**INPUT**:
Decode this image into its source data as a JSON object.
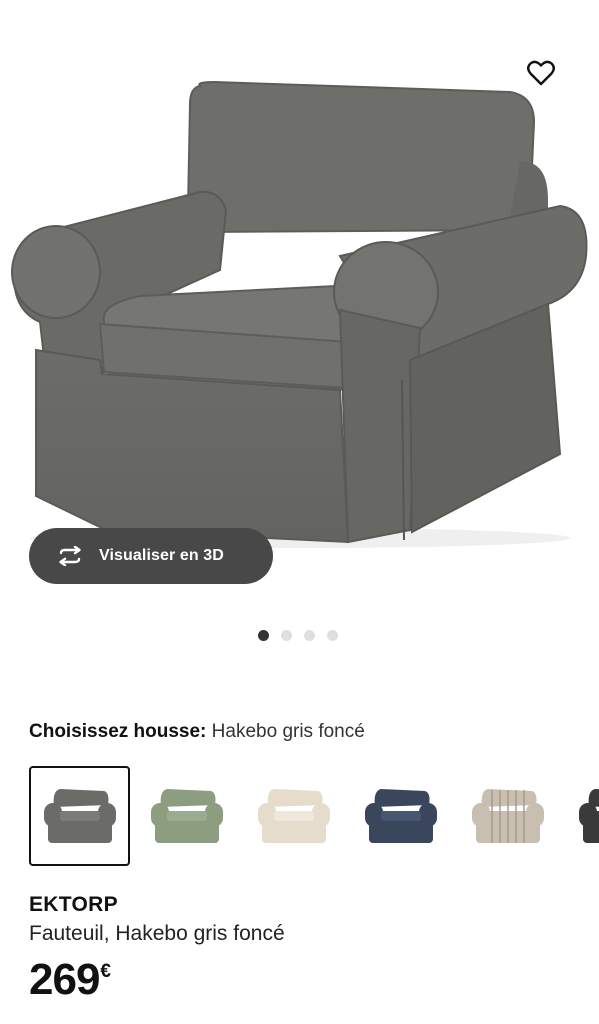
{
  "product": {
    "brand": "EKTORP",
    "description": "Fauteuil, Hakebo gris foncé",
    "price": "269",
    "currency": "€"
  },
  "gallery": {
    "view3d_label": "Visualiser en 3D",
    "dots": 4,
    "active_dot": 0
  },
  "cover": {
    "label": "Choisissez housse:",
    "value": "Hakebo gris foncé"
  },
  "swatches": [
    {
      "name": "Hakebo gris foncé",
      "color": "#6b6c68",
      "selected": true
    },
    {
      "name": "vert",
      "color": "#8c9d80",
      "selected": false
    },
    {
      "name": "beige",
      "color": "#e5dccb",
      "selected": false
    },
    {
      "name": "bleu foncé",
      "color": "#39465c",
      "selected": false
    },
    {
      "name": "rayé",
      "color": "#c9bfb1",
      "selected": false
    },
    {
      "name": "noir",
      "color": "#3a3a3a",
      "selected": false
    }
  ],
  "colors": {
    "chair": "#6e6f6b",
    "button_bg": "#484848",
    "text": "#111111"
  },
  "icons": {
    "favorite": "heart-icon",
    "rotate3d": "rotate-3d-icon"
  }
}
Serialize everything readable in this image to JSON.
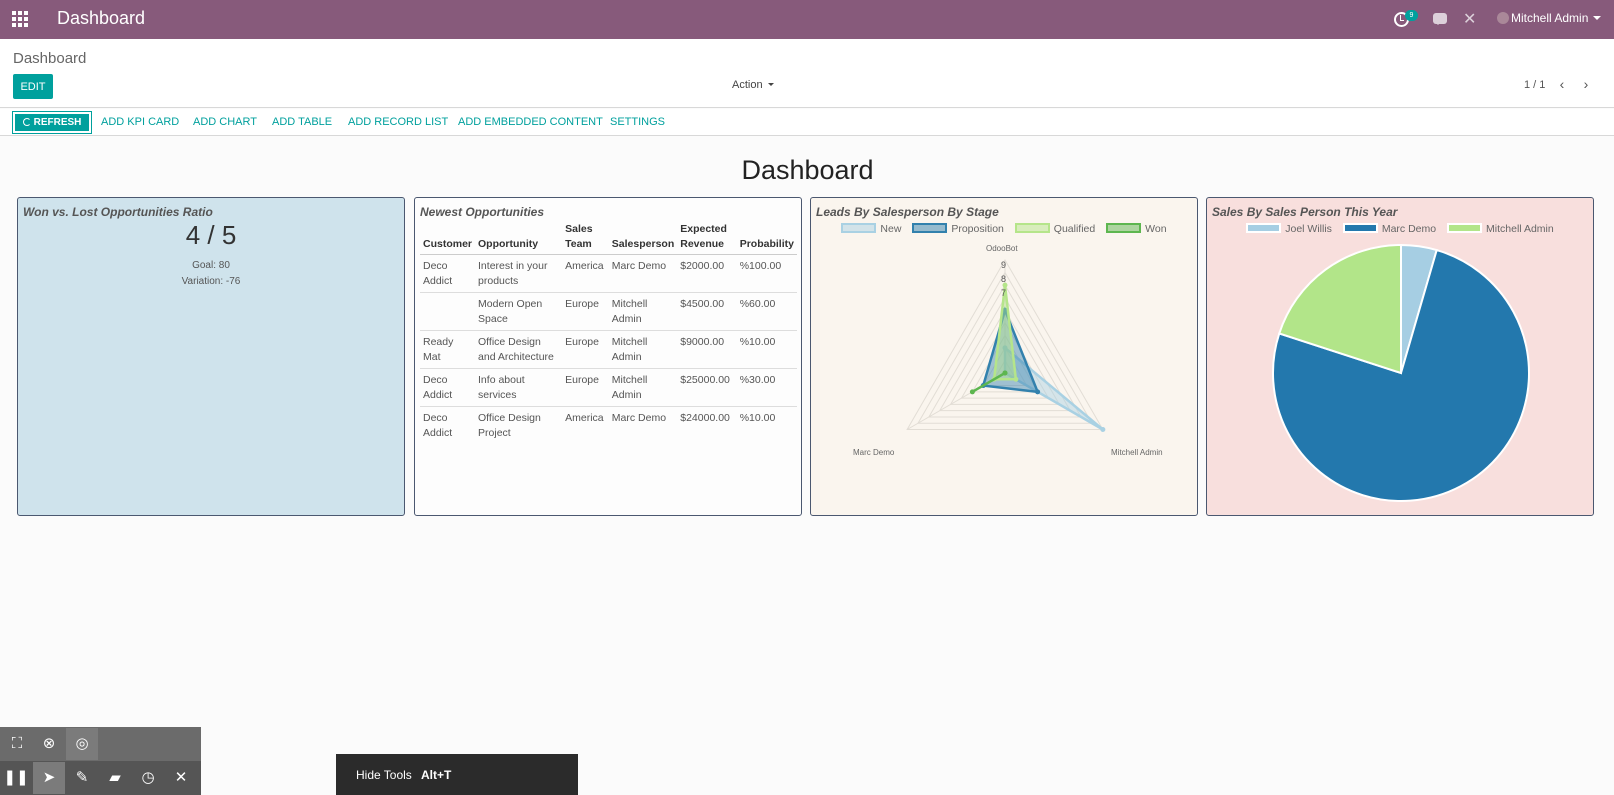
{
  "header": {
    "app_title": "Dashboard",
    "activity_count": "9",
    "user_name": "Mitchell Admin"
  },
  "control_panel": {
    "breadcrumb": "Dashboard",
    "edit_label": "EDIT",
    "action_label": "Action",
    "pager": "1 / 1"
  },
  "toolbar": {
    "refresh_label": "REFRESH",
    "links": [
      "ADD KPI CARD",
      "ADD CHART",
      "ADD TABLE",
      "ADD RECORD LIST",
      "ADD EMBEDDED CONTENT",
      "SETTINGS"
    ]
  },
  "dashboard": {
    "title": "Dashboard",
    "kpi": {
      "title": "Won vs. Lost Opportunities Ratio",
      "value": "4 / 5",
      "goal": "Goal: 80",
      "variation": "Variation: -76"
    },
    "opportunities": {
      "title": "Newest Opportunities",
      "columns": [
        "Customer",
        "Opportunity",
        "Sales Team",
        "Salesperson",
        "Expected Revenue",
        "Probability"
      ],
      "rows": [
        [
          "Deco Addict",
          "Interest in your products",
          "America",
          "Marc Demo",
          "$2000.00",
          "%100.00"
        ],
        [
          "",
          "Modern Open Space",
          "Europe",
          "Mitchell Admin",
          "$4500.00",
          "%60.00"
        ],
        [
          "Ready Mat",
          "Office Design and Architecture",
          "Europe",
          "Mitchell Admin",
          "$9000.00",
          "%10.00"
        ],
        [
          "Deco Addict",
          "Info about services",
          "Europe",
          "Mitchell Admin",
          "$25000.00",
          "%30.00"
        ],
        [
          "Deco Addict",
          "Office Design Project",
          "America",
          "Marc Demo",
          "$24000.00",
          "%10.00"
        ]
      ]
    },
    "radar": {
      "title": "Leads By Salesperson By Stage",
      "ticks": [
        "9",
        "8",
        "7"
      ]
    },
    "pie": {
      "title": "Sales By Sales Person This Year"
    }
  },
  "chart_data": [
    {
      "type": "radar",
      "title": "Leads By Salesperson By Stage",
      "categories": [
        "OdooBot",
        "Mitchell Admin",
        "Marc Demo"
      ],
      "rmax": 9,
      "series": [
        {
          "name": "New",
          "color": "#a9d1e3",
          "values": [
            2,
            9,
            0
          ]
        },
        {
          "name": "Proposition",
          "color": "#3281ad",
          "values": [
            5,
            3,
            2
          ]
        },
        {
          "name": "Qualified",
          "color": "#b5e58a",
          "values": [
            7,
            1,
            1
          ]
        },
        {
          "name": "Won",
          "color": "#5db64f",
          "values": [
            0,
            0,
            3
          ]
        }
      ]
    },
    {
      "type": "pie",
      "title": "Sales By Sales Person This Year",
      "labels": [
        "Joel Willis",
        "Marc Demo",
        "Mitchell Admin"
      ],
      "values": [
        4.5,
        75.5,
        20
      ],
      "colors": [
        "#a6cee3",
        "#2378ad",
        "#b2e589"
      ]
    }
  ],
  "screen_tools": {
    "hide_label": "Hide Tools",
    "hide_shortcut": "Alt+T"
  }
}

**EXERCISE TASK**: Copy every line in the listing above where the string "gris" turns up.

**THE COMPLETED TASK**:
    "description": "Fauteuil, Hakebo gris foncé",
    "value": "Hakebo gris foncé"
      "name": "Hakebo gris foncé",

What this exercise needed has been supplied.